**Required work:** Look through the records that follow. Copy every line containing the word "this".

### Given data

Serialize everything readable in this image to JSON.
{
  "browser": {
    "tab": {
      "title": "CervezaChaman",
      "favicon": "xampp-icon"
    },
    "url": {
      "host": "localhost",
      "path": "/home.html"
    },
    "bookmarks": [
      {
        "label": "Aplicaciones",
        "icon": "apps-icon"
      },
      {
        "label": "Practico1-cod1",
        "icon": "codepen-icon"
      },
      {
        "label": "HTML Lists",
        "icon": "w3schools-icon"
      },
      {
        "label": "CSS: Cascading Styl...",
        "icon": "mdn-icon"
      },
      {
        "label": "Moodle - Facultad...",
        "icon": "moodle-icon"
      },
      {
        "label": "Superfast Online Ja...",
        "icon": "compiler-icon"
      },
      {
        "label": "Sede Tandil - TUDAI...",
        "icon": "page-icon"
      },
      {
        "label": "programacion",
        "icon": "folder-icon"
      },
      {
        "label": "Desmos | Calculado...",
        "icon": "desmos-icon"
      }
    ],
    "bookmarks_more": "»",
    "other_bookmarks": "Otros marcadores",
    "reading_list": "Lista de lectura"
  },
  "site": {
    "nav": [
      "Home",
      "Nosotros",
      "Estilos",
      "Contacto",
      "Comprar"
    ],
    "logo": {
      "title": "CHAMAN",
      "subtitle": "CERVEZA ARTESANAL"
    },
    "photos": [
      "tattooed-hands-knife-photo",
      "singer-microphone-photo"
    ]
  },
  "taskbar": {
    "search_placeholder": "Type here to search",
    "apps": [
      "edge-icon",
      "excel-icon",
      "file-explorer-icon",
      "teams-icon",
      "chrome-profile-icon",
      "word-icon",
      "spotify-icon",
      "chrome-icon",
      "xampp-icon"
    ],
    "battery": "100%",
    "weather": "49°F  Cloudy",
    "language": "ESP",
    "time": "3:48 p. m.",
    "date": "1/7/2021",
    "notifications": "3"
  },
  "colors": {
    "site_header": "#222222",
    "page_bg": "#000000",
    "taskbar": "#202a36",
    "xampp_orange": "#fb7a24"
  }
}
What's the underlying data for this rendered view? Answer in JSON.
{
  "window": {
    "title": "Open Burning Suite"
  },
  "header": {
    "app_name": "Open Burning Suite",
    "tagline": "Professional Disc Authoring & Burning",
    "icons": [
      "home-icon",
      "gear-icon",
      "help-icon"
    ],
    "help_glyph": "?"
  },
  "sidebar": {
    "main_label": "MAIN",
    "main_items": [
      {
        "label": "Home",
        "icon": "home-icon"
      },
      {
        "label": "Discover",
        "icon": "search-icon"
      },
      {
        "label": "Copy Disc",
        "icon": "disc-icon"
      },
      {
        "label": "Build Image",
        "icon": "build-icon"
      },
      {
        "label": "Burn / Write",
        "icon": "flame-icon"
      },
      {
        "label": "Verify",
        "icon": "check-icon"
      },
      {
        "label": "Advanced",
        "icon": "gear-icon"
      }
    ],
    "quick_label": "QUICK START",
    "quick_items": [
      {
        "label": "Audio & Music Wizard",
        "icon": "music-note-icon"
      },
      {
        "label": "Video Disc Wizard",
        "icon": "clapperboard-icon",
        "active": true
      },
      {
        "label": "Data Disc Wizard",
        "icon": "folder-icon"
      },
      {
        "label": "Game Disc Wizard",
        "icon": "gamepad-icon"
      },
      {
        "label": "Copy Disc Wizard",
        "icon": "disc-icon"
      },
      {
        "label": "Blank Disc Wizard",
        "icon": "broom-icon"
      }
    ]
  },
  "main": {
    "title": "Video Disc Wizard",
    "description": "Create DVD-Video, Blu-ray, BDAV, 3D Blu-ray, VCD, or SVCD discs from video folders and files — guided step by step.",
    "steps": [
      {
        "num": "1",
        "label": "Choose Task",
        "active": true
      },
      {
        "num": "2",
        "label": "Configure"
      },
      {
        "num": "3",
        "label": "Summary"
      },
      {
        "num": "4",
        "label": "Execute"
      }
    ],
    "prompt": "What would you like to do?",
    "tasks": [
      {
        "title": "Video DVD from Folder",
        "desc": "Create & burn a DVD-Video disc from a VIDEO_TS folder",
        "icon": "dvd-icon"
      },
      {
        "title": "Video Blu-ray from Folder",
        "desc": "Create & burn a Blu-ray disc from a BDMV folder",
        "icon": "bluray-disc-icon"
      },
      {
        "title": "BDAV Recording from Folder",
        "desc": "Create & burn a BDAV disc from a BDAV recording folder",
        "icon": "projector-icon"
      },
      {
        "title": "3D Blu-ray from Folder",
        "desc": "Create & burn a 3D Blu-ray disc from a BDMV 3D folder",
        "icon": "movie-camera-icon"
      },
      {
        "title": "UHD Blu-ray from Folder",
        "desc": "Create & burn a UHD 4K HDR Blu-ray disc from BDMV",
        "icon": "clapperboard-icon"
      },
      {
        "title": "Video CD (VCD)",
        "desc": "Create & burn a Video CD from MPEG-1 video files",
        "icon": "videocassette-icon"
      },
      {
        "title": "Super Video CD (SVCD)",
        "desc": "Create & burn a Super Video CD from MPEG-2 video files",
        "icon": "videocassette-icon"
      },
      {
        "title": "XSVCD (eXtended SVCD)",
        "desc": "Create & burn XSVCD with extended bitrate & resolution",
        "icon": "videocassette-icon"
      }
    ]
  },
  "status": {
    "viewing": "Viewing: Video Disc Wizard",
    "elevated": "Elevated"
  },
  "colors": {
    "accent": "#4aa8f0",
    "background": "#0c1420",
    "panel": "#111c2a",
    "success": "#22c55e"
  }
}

######

**Reply to the exercise:**
Serialize everything readable in this image to JSON.
What's the underlying data for this rendered view? Answer in JSON.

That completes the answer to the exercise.